# Exercise task
Provide the records once more, identical to the original.

# Records to use

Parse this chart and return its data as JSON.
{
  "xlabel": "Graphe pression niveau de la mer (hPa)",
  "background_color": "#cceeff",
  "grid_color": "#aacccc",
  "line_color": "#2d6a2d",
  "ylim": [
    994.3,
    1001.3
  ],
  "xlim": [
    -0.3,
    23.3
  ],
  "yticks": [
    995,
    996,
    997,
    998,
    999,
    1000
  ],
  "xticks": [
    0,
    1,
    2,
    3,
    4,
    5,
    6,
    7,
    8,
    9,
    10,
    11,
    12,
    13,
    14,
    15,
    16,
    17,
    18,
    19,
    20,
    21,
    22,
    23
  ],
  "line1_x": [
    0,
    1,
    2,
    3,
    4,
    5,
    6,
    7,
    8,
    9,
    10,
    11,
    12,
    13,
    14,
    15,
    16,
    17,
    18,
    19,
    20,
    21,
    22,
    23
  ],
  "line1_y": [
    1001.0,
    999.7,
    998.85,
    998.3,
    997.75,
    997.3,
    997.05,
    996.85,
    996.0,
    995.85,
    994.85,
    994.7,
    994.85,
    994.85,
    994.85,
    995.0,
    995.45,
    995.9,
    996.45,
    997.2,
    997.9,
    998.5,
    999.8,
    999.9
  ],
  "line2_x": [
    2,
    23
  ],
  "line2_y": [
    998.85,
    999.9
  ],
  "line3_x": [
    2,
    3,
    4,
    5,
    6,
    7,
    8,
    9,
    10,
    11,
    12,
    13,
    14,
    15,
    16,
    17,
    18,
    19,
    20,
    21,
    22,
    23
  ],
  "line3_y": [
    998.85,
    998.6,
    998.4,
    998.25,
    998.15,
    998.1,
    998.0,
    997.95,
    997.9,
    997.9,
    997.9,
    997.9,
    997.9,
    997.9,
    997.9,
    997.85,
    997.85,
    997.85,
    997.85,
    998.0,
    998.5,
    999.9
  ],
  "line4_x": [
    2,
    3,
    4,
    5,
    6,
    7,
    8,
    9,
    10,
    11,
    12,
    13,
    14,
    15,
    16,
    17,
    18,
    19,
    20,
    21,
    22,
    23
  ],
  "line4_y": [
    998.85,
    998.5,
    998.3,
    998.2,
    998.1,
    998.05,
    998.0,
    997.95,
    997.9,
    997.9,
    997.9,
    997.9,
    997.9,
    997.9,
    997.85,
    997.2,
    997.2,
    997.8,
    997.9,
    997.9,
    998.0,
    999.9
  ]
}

# Expected answer
Parse this chart and return its data as JSON.
{
  "xlabel": "Graphe pression niveau de la mer (hPa)",
  "background_color": "#cceeff",
  "grid_color": "#aacccc",
  "line_color": "#2d6a2d",
  "ylim": [
    994.3,
    1001.3
  ],
  "xlim": [
    -0.3,
    23.3
  ],
  "yticks": [
    995,
    996,
    997,
    998,
    999,
    1000
  ],
  "xticks": [
    0,
    1,
    2,
    3,
    4,
    5,
    6,
    7,
    8,
    9,
    10,
    11,
    12,
    13,
    14,
    15,
    16,
    17,
    18,
    19,
    20,
    21,
    22,
    23
  ],
  "line1_x": [
    0,
    1,
    2,
    3,
    4,
    5,
    6,
    7,
    8,
    9,
    10,
    11,
    12,
    13,
    14,
    15,
    16,
    17,
    18,
    19,
    20,
    21,
    22,
    23
  ],
  "line1_y": [
    1001.0,
    999.7,
    998.85,
    998.3,
    997.75,
    997.3,
    997.05,
    996.85,
    996.0,
    995.85,
    994.85,
    994.7,
    994.85,
    994.85,
    994.85,
    995.0,
    995.45,
    995.9,
    996.45,
    997.2,
    997.9,
    998.5,
    999.8,
    999.9
  ],
  "line2_x": [
    2,
    23
  ],
  "line2_y": [
    998.85,
    999.9
  ],
  "line3_x": [
    2,
    3,
    4,
    5,
    6,
    7,
    8,
    9,
    10,
    11,
    12,
    13,
    14,
    15,
    16,
    17,
    18,
    19,
    20,
    21,
    22,
    23
  ],
  "line3_y": [
    998.85,
    998.6,
    998.4,
    998.25,
    998.15,
    998.1,
    998.0,
    997.95,
    997.9,
    997.9,
    997.9,
    997.9,
    997.9,
    997.9,
    997.9,
    997.85,
    997.85,
    997.85,
    997.85,
    998.0,
    998.5,
    999.9
  ],
  "line4_x": [
    2,
    3,
    4,
    5,
    6,
    7,
    8,
    9,
    10,
    11,
    12,
    13,
    14,
    15,
    16,
    17,
    18,
    19,
    20,
    21,
    22,
    23
  ],
  "line4_y": [
    998.85,
    998.5,
    998.3,
    998.2,
    998.1,
    998.05,
    998.0,
    997.95,
    997.9,
    997.9,
    997.9,
    997.9,
    997.9,
    997.9,
    997.85,
    997.2,
    997.2,
    997.8,
    997.9,
    997.9,
    998.0,
    999.9
  ]
}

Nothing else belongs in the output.